### WHAT YOU HAVE TO DO
Work through the material below and count the lines holding the word "exact"; give that count and nothing more.

"""

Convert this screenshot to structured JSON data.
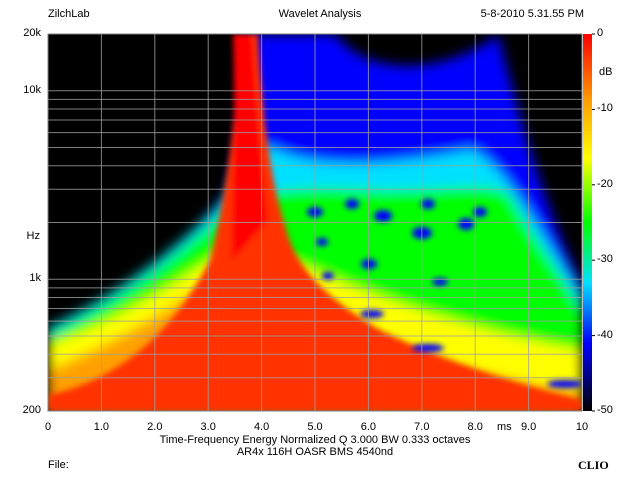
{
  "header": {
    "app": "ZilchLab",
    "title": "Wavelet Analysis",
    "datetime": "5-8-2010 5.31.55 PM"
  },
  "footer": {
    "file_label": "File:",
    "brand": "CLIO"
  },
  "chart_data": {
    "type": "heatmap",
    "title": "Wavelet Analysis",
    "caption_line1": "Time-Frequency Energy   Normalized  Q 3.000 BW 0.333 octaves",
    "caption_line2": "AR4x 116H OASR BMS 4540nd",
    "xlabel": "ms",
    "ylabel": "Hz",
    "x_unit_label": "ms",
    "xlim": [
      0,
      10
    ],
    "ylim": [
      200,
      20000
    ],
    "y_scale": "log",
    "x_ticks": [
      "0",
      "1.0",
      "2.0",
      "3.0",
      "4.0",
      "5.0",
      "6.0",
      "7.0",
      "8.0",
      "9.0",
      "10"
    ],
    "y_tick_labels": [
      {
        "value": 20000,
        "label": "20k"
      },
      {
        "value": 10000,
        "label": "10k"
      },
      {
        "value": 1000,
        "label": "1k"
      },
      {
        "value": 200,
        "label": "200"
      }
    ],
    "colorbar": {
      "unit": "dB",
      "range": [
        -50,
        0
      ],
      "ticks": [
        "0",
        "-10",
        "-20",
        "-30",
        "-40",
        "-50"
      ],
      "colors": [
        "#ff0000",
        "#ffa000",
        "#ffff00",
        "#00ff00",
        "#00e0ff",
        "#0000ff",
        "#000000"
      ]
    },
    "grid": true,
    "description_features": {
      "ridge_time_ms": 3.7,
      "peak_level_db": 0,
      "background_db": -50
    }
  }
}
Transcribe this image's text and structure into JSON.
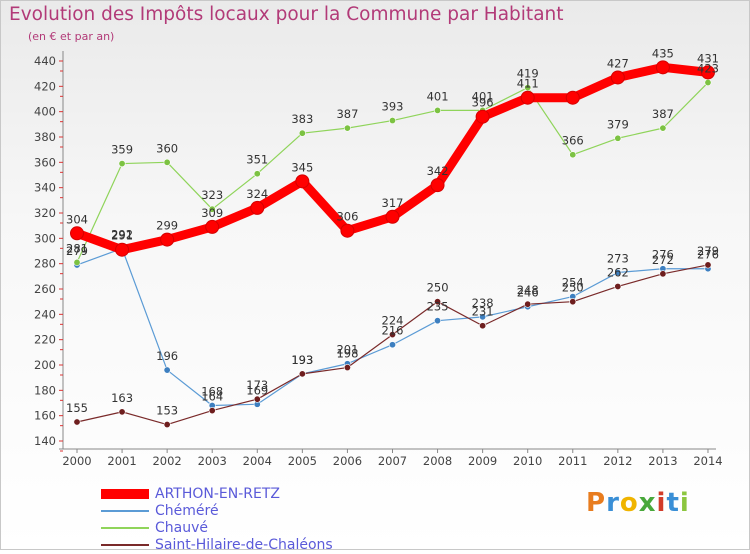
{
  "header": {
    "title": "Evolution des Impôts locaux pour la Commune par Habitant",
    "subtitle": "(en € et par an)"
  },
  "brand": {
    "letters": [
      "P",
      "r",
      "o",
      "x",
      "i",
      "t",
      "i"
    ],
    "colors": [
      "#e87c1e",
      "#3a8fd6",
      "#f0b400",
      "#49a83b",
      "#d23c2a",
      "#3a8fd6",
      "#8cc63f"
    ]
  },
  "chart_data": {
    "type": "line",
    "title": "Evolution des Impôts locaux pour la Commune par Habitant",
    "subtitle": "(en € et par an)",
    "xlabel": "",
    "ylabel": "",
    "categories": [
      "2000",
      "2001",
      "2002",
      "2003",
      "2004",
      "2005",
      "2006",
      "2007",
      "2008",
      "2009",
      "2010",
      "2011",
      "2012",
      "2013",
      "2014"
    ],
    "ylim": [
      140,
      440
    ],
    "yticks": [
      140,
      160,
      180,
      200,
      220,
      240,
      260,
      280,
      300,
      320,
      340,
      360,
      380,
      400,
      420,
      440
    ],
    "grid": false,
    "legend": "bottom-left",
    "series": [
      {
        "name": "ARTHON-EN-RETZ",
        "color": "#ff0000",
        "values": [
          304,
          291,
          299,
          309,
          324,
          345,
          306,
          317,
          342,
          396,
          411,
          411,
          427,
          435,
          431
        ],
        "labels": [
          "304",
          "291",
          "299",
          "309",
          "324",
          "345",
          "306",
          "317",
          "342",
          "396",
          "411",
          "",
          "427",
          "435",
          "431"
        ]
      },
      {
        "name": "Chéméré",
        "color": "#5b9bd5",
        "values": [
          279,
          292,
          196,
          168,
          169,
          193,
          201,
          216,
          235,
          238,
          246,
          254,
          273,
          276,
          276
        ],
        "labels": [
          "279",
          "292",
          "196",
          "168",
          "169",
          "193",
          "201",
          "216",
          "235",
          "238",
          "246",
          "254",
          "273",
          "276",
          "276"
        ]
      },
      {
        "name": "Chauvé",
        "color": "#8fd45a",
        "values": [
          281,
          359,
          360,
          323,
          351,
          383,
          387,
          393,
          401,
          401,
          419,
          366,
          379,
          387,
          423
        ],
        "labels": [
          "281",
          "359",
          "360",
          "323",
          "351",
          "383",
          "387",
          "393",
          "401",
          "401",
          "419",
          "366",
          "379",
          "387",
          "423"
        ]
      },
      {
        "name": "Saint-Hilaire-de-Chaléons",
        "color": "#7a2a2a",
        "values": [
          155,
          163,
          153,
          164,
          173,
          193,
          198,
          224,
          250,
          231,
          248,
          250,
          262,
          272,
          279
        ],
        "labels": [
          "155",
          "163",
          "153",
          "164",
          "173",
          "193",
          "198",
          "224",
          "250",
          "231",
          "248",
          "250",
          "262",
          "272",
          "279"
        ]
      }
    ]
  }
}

"""
"""

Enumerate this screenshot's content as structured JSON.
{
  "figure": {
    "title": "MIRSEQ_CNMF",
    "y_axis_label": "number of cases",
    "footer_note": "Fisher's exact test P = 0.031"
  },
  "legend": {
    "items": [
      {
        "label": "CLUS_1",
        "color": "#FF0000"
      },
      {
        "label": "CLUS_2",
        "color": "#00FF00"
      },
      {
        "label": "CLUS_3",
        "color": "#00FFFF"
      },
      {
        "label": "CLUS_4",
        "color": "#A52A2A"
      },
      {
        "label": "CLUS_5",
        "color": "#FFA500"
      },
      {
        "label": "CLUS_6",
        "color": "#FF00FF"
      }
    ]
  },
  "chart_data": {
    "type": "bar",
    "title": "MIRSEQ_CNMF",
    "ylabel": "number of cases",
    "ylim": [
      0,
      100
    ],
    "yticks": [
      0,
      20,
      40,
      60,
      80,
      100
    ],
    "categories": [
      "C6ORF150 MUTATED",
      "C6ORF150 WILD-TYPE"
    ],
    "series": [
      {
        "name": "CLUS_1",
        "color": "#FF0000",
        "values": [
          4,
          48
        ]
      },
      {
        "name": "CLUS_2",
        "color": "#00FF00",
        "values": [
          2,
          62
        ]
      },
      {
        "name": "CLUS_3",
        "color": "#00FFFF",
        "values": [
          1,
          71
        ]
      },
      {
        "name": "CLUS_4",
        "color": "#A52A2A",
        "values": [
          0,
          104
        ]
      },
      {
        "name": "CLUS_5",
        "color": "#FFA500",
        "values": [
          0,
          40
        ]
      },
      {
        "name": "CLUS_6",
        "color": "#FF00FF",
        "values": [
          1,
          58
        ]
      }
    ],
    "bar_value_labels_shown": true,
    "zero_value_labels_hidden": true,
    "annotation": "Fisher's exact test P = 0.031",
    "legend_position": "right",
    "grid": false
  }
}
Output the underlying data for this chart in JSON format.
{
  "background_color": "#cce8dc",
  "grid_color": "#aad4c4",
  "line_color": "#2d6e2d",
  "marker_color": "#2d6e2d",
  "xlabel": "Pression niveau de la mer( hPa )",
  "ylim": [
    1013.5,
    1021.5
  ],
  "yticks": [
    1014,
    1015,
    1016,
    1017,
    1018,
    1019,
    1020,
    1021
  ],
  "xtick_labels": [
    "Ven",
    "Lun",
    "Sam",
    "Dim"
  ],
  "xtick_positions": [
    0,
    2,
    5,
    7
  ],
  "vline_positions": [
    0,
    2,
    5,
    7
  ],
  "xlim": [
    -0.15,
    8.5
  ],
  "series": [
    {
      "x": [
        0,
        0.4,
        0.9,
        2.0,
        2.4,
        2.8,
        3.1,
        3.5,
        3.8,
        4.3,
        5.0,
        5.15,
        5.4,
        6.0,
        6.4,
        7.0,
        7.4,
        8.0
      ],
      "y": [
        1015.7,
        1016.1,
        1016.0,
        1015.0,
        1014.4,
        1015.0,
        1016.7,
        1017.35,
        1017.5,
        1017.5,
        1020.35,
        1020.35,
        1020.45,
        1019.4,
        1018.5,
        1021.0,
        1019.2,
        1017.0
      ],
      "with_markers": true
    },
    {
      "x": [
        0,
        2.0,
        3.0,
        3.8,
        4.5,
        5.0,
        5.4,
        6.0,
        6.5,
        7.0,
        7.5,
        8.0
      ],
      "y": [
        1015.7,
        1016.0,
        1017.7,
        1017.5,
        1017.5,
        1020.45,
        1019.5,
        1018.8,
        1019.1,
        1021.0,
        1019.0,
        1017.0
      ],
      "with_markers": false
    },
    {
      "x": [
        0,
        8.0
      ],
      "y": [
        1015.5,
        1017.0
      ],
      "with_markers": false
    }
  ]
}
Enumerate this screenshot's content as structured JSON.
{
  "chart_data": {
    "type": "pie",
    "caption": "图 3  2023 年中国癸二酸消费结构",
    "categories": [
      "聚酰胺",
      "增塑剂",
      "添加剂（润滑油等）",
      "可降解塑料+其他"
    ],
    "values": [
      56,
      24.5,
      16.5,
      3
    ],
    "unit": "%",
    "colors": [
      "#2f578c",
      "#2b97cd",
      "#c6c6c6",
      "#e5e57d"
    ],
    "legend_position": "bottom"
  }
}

"""
"""

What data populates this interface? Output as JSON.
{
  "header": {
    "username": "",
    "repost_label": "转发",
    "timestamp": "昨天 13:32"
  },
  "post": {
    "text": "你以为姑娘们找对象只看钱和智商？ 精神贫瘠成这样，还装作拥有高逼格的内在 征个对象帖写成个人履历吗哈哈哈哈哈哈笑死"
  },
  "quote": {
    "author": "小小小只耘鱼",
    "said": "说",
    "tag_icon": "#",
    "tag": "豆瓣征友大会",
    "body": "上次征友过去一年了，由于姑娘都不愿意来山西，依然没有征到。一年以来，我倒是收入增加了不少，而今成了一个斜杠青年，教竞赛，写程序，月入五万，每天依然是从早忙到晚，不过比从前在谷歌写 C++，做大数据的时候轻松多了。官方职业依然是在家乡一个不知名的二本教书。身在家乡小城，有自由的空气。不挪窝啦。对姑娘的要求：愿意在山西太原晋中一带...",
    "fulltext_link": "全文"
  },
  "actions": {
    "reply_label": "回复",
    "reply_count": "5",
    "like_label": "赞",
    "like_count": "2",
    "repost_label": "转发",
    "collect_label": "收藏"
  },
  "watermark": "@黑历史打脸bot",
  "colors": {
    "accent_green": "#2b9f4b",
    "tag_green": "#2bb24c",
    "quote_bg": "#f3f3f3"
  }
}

"""

### PROBLEM SOLUTION
2